------ GIVEN DATA ------
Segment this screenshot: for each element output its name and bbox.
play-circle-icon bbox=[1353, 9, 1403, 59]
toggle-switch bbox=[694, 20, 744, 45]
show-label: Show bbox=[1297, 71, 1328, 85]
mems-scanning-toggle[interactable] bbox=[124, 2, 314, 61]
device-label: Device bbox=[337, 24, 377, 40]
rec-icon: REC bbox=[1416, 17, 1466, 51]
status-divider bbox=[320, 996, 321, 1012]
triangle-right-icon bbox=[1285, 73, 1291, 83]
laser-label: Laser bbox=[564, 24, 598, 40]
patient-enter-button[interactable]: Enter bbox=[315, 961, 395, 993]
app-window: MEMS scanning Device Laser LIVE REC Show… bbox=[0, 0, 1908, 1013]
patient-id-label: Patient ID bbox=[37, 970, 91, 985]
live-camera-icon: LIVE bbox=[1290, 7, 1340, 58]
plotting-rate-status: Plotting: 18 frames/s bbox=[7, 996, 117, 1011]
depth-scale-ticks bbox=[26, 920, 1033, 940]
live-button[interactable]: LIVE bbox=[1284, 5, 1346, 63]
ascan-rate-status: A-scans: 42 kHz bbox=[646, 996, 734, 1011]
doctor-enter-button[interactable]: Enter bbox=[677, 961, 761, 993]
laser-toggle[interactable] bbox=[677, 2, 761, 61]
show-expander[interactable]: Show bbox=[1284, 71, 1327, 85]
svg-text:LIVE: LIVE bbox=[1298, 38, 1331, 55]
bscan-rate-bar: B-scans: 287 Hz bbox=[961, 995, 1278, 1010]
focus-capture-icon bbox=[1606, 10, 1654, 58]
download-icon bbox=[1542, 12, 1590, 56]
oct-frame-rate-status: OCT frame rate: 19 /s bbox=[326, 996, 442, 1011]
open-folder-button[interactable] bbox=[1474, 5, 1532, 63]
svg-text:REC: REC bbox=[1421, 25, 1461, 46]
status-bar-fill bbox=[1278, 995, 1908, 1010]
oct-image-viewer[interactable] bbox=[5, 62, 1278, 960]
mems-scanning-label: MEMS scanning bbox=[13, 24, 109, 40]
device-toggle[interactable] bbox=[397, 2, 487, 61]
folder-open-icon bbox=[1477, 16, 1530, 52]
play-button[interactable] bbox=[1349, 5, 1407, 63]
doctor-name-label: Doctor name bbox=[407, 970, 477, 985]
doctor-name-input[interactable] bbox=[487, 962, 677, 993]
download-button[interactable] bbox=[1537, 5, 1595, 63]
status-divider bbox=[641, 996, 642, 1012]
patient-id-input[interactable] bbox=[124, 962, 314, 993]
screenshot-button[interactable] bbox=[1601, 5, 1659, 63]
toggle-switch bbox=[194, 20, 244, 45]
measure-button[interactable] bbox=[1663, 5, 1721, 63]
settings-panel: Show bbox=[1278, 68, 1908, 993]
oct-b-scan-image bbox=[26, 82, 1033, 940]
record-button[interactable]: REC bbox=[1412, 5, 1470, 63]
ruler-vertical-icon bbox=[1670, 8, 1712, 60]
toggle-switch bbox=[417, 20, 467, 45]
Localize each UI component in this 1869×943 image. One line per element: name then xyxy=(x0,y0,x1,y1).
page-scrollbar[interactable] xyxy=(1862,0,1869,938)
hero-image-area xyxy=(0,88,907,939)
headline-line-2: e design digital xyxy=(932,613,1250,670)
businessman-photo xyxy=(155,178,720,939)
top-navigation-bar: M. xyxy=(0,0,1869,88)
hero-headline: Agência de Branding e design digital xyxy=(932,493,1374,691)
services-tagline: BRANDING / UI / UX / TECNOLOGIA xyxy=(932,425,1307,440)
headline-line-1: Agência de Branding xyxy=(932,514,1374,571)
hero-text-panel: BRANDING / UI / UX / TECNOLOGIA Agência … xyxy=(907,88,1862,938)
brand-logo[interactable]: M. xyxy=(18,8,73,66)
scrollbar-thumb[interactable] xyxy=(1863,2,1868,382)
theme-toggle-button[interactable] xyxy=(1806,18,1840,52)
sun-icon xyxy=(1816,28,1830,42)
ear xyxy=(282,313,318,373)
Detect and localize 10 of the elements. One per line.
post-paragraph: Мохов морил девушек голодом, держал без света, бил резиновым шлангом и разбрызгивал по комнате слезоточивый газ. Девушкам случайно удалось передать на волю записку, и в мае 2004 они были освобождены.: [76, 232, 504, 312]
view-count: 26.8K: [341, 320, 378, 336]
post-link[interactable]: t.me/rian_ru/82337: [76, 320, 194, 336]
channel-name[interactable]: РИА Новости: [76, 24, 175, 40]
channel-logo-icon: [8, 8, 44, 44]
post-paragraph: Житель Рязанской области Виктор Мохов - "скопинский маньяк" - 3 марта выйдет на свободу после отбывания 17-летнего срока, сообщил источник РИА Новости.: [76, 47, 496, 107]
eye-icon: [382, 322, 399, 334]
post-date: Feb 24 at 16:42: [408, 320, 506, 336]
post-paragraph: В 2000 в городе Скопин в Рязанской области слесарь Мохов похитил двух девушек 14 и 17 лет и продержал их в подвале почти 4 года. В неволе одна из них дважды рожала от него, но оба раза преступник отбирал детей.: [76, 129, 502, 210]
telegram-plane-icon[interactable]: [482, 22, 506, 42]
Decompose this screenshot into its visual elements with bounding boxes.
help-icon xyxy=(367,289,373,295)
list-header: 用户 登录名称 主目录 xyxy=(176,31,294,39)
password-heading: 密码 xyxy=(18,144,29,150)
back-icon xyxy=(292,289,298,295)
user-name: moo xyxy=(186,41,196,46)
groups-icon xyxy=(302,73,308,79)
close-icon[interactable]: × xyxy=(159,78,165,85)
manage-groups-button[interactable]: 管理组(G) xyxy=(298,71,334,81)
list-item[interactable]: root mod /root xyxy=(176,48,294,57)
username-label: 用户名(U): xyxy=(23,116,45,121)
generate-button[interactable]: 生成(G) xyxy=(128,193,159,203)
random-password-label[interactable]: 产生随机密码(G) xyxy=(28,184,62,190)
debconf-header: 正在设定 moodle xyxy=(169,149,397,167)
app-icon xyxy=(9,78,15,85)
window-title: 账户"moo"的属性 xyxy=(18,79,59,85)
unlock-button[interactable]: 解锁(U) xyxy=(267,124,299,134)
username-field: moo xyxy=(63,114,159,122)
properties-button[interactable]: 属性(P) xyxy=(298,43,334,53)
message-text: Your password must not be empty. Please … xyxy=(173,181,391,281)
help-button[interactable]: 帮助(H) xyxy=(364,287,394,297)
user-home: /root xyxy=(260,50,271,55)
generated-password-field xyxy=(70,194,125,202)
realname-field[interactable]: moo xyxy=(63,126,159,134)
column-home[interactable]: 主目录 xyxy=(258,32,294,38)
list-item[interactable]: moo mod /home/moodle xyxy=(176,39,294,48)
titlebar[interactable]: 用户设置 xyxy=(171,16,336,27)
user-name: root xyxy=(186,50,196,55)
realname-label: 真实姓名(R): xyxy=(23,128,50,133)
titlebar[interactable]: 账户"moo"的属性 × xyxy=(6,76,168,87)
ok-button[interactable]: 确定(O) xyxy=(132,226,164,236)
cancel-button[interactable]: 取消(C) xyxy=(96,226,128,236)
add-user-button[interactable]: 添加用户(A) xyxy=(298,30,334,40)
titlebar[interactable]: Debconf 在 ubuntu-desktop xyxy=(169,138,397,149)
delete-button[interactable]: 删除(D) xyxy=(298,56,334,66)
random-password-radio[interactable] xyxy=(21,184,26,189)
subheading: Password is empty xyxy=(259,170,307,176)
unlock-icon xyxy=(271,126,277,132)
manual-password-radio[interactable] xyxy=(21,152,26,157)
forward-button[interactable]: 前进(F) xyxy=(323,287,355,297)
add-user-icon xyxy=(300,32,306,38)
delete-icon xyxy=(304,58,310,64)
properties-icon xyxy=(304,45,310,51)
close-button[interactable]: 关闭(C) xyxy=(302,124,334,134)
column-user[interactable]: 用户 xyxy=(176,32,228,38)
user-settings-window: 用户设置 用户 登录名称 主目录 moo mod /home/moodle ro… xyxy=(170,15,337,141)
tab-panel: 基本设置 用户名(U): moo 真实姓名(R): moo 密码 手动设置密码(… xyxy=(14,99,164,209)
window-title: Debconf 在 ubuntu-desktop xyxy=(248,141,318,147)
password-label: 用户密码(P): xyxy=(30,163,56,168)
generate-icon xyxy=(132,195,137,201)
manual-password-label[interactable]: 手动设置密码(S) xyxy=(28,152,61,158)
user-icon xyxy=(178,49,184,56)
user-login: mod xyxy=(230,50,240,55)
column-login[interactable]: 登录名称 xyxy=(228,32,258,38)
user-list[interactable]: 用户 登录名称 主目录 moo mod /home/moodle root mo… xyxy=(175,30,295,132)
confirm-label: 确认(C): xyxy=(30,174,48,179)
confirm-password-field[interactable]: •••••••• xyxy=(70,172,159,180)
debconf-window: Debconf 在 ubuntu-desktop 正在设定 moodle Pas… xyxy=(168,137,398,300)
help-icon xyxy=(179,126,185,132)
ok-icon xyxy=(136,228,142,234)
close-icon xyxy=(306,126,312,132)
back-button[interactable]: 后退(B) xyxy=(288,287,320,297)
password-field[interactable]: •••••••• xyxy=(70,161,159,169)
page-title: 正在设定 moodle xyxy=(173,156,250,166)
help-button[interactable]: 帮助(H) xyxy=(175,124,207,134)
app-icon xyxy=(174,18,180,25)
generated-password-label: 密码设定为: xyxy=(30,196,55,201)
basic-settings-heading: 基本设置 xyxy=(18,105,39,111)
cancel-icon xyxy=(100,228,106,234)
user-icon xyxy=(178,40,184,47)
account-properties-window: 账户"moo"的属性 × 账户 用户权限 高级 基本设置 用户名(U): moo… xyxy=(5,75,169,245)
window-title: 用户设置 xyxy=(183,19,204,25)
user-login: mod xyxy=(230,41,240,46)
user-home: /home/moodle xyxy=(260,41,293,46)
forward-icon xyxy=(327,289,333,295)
------
Copy the records from the start through the line containing "ascan-rate-status: A-scans: 42", swapping "frames/s" for "fps" and changing nothing else.

◆ SOLUTION:
Segment this screenshot: for each element output its name and bbox.
play-circle-icon bbox=[1353, 9, 1403, 59]
toggle-switch bbox=[694, 20, 744, 45]
show-label: Show bbox=[1297, 71, 1328, 85]
mems-scanning-toggle[interactable] bbox=[124, 2, 314, 61]
device-label: Device bbox=[337, 24, 377, 40]
rec-icon: REC bbox=[1416, 17, 1466, 51]
status-divider bbox=[320, 996, 321, 1012]
triangle-right-icon bbox=[1285, 73, 1291, 83]
laser-label: Laser bbox=[564, 24, 598, 40]
patient-enter-button[interactable]: Enter bbox=[315, 961, 395, 993]
app-window: MEMS scanning Device Laser LIVE REC Show… bbox=[0, 0, 1908, 1013]
patient-id-label: Patient ID bbox=[37, 970, 91, 985]
live-camera-icon: LIVE bbox=[1290, 7, 1340, 58]
plotting-rate-status: Plotting: 18 fps bbox=[7, 996, 117, 1011]
depth-scale-ticks bbox=[26, 920, 1033, 940]
live-button[interactable]: LIVE bbox=[1284, 5, 1346, 63]
ascan-rate-status: A-scans: 42 kHz bbox=[646, 996, 734, 1011]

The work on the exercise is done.